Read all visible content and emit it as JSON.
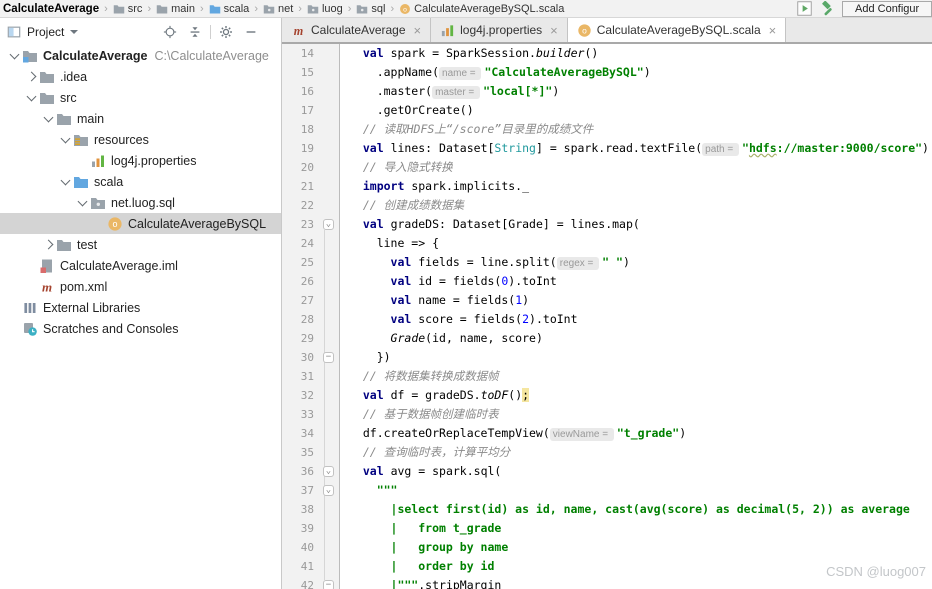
{
  "topbar": {
    "separator": "›",
    "breadcrumbs": [
      {
        "label": "CalculateAverage",
        "icon": null,
        "bold": true
      },
      {
        "label": "src",
        "icon": "folder"
      },
      {
        "label": "main",
        "icon": "folder"
      },
      {
        "label": "scala",
        "icon": "folder-blue"
      },
      {
        "label": "net",
        "icon": "package"
      },
      {
        "label": "luog",
        "icon": "package"
      },
      {
        "label": "sql",
        "icon": "package"
      },
      {
        "label": "CalculateAverageBySQL.scala",
        "icon": "scala-object"
      }
    ],
    "add_config_label": "Add Configur"
  },
  "project_panel": {
    "title": "Project",
    "header_icons": [
      "locate",
      "collapse-all",
      "|",
      "settings",
      "hide"
    ],
    "tree": [
      {
        "indent": 0,
        "arrow": "down",
        "icon": "project-root",
        "label": "CalculateAverage",
        "sub": "C:\\CalculateAverage",
        "bold": true
      },
      {
        "indent": 1,
        "arrow": "right",
        "icon": "folder",
        "label": ".idea"
      },
      {
        "indent": 1,
        "arrow": "down",
        "icon": "folder",
        "label": "src"
      },
      {
        "indent": 2,
        "arrow": "down",
        "icon": "folder",
        "label": "main"
      },
      {
        "indent": 3,
        "arrow": "down",
        "icon": "folder-res",
        "label": "resources"
      },
      {
        "indent": 4,
        "arrow": null,
        "icon": "props",
        "label": "log4j.properties"
      },
      {
        "indent": 3,
        "arrow": "down",
        "icon": "folder-blue",
        "label": "scala"
      },
      {
        "indent": 4,
        "arrow": "down",
        "icon": "package",
        "label": "net.luog.sql"
      },
      {
        "indent": 5,
        "arrow": null,
        "icon": "scala-object",
        "label": "CalculateAverageBySQL",
        "selected": true
      },
      {
        "indent": 2,
        "arrow": "right",
        "icon": "folder",
        "label": "test"
      },
      {
        "indent": 1,
        "arrow": null,
        "icon": "iml",
        "label": "CalculateAverage.iml"
      },
      {
        "indent": 1,
        "arrow": null,
        "icon": "maven",
        "label": "pom.xml"
      },
      {
        "indent": 0,
        "arrow": null,
        "icon": "libs",
        "label": "External Libraries"
      },
      {
        "indent": 0,
        "arrow": null,
        "icon": "scratches",
        "label": "Scratches and Consoles"
      }
    ]
  },
  "tabs": [
    {
      "label": "CalculateAverage",
      "icon": "maven",
      "active": false,
      "close": "×"
    },
    {
      "label": "log4j.properties",
      "icon": "props",
      "active": false,
      "close": "×"
    },
    {
      "label": "CalculateAverageBySQL.scala",
      "icon": "scala-object",
      "active": true,
      "close": "×"
    }
  ],
  "editor": {
    "lines": [
      {
        "n": 14,
        "fold": null,
        "tokens": [
          [
            "p",
            "  "
          ],
          [
            "k",
            "val"
          ],
          [
            "p",
            " spark = SparkSession."
          ],
          [
            "i",
            "builder"
          ],
          [
            "p",
            "()"
          ]
        ]
      },
      {
        "n": 15,
        "fold": null,
        "tokens": [
          [
            "p",
            "    .appName("
          ],
          [
            "h",
            "name = "
          ],
          [
            "s",
            "\"CalculateAverageBySQL\""
          ],
          [
            "p",
            ")"
          ]
        ]
      },
      {
        "n": 16,
        "fold": null,
        "tokens": [
          [
            "p",
            "    .master("
          ],
          [
            "h",
            "master = "
          ],
          [
            "s",
            "\"local[*]\""
          ],
          [
            "p",
            ")"
          ]
        ]
      },
      {
        "n": 17,
        "fold": null,
        "tokens": [
          [
            "p",
            "    .getOrCreate()"
          ]
        ]
      },
      {
        "n": 18,
        "fold": null,
        "tokens": [
          [
            "c",
            "  // 读取HDFS上“/score”目录里的成绩文件"
          ]
        ]
      },
      {
        "n": 19,
        "fold": null,
        "tokens": [
          [
            "p",
            "  "
          ],
          [
            "k",
            "val"
          ],
          [
            "p",
            " lines: Dataset["
          ],
          [
            "t",
            "String"
          ],
          [
            "p",
            "] = spark.read.textFile("
          ],
          [
            "h",
            "path = "
          ],
          [
            "s",
            "\""
          ],
          [
            "su",
            "hdfs"
          ],
          [
            "s",
            "://master:9000/score\""
          ],
          [
            "p",
            ")"
          ]
        ]
      },
      {
        "n": 20,
        "fold": null,
        "tokens": [
          [
            "c",
            "  // 导入隐式转换"
          ]
        ]
      },
      {
        "n": 21,
        "fold": null,
        "tokens": [
          [
            "p",
            "  "
          ],
          [
            "k",
            "import"
          ],
          [
            "p",
            " spark.implicits._"
          ]
        ]
      },
      {
        "n": 22,
        "fold": null,
        "tokens": [
          [
            "c",
            "  // 创建成绩数据集"
          ]
        ]
      },
      {
        "n": 23,
        "fold": "start",
        "tokens": [
          [
            "p",
            "  "
          ],
          [
            "k",
            "val"
          ],
          [
            "p",
            " gradeDS: Dataset[Grade] = lines.map("
          ]
        ]
      },
      {
        "n": 24,
        "fold": null,
        "tokens": [
          [
            "p",
            "    line => {"
          ]
        ]
      },
      {
        "n": 25,
        "fold": null,
        "tokens": [
          [
            "p",
            "      "
          ],
          [
            "k",
            "val"
          ],
          [
            "p",
            " fields = line.split("
          ],
          [
            "h",
            "regex = "
          ],
          [
            "s",
            "\" \""
          ],
          [
            "p",
            ")"
          ]
        ]
      },
      {
        "n": 26,
        "fold": null,
        "tokens": [
          [
            "p",
            "      "
          ],
          [
            "k",
            "val"
          ],
          [
            "p",
            " id = fields("
          ],
          [
            "n2",
            "0"
          ],
          [
            "p",
            ").toInt"
          ]
        ]
      },
      {
        "n": 27,
        "fold": null,
        "tokens": [
          [
            "p",
            "      "
          ],
          [
            "k",
            "val"
          ],
          [
            "p",
            " name = fields("
          ],
          [
            "n2",
            "1"
          ],
          [
            "p",
            ")"
          ]
        ]
      },
      {
        "n": 28,
        "fold": null,
        "tokens": [
          [
            "p",
            "      "
          ],
          [
            "k",
            "val"
          ],
          [
            "p",
            " score = fields("
          ],
          [
            "n2",
            "2"
          ],
          [
            "p",
            ").toInt"
          ]
        ]
      },
      {
        "n": 29,
        "fold": null,
        "tokens": [
          [
            "p",
            "      "
          ],
          [
            "i",
            "Grade"
          ],
          [
            "p",
            "(id, name, score)"
          ]
        ]
      },
      {
        "n": 30,
        "fold": "end",
        "tokens": [
          [
            "p",
            "    })"
          ]
        ]
      },
      {
        "n": 31,
        "fold": null,
        "tokens": [
          [
            "c",
            "  // 将数据集转换成数据帧"
          ]
        ]
      },
      {
        "n": 32,
        "fold": null,
        "tokens": [
          [
            "p",
            "  "
          ],
          [
            "k",
            "val"
          ],
          [
            "p",
            " df = gradeDS."
          ],
          [
            "i",
            "toDF"
          ],
          [
            "p",
            "()"
          ],
          [
            "w",
            ";"
          ]
        ]
      },
      {
        "n": 33,
        "fold": null,
        "tokens": [
          [
            "c",
            "  // 基于数据帧创建临时表"
          ]
        ]
      },
      {
        "n": 34,
        "fold": null,
        "tokens": [
          [
            "p",
            "  df.createOrReplaceTempView("
          ],
          [
            "h",
            "viewName = "
          ],
          [
            "s",
            "\"t_grade\""
          ],
          [
            "p",
            ")"
          ]
        ]
      },
      {
        "n": 35,
        "fold": null,
        "tokens": [
          [
            "c",
            "  // 查询临时表，计算平均分"
          ]
        ]
      },
      {
        "n": 36,
        "fold": "start",
        "tokens": [
          [
            "p",
            "  "
          ],
          [
            "k",
            "val"
          ],
          [
            "p",
            " avg = spark.sql("
          ]
        ]
      },
      {
        "n": 37,
        "fold": "start",
        "tokens": [
          [
            "s",
            "    \"\"\""
          ]
        ]
      },
      {
        "n": 38,
        "fold": null,
        "tokens": [
          [
            "s",
            "      |select first(id) as id, name, cast(avg(score) as decimal(5, 2)) as average"
          ]
        ]
      },
      {
        "n": 39,
        "fold": null,
        "tokens": [
          [
            "s",
            "      |   from t_grade"
          ]
        ]
      },
      {
        "n": 40,
        "fold": null,
        "tokens": [
          [
            "s",
            "      |   group by name"
          ]
        ]
      },
      {
        "n": 41,
        "fold": null,
        "tokens": [
          [
            "s",
            "      |   order by id"
          ]
        ]
      },
      {
        "n": 42,
        "fold": "end",
        "tokens": [
          [
            "s",
            "      |\"\"\""
          ],
          [
            "p",
            ".stripMargin"
          ]
        ]
      }
    ]
  },
  "watermark": "CSDN @luog007",
  "colors": {
    "keyword": "#000080",
    "string": "#008000",
    "comment": "#8a8a8a",
    "type": "#20999d",
    "selection_bg": "#d4d4d4",
    "folder_gray": "#9aa3ab",
    "folder_blue": "#62a7e0",
    "scala_object": "#eab766",
    "run_green": "#5fa865",
    "warn_highlight": "#f5e6a0"
  }
}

□ □ □ □ □ □ □

WRITTEN REQUEST
Report the count of lines in the entries that contain the string "gradeDS", and nothing besides it.

TASK SOLUTION
2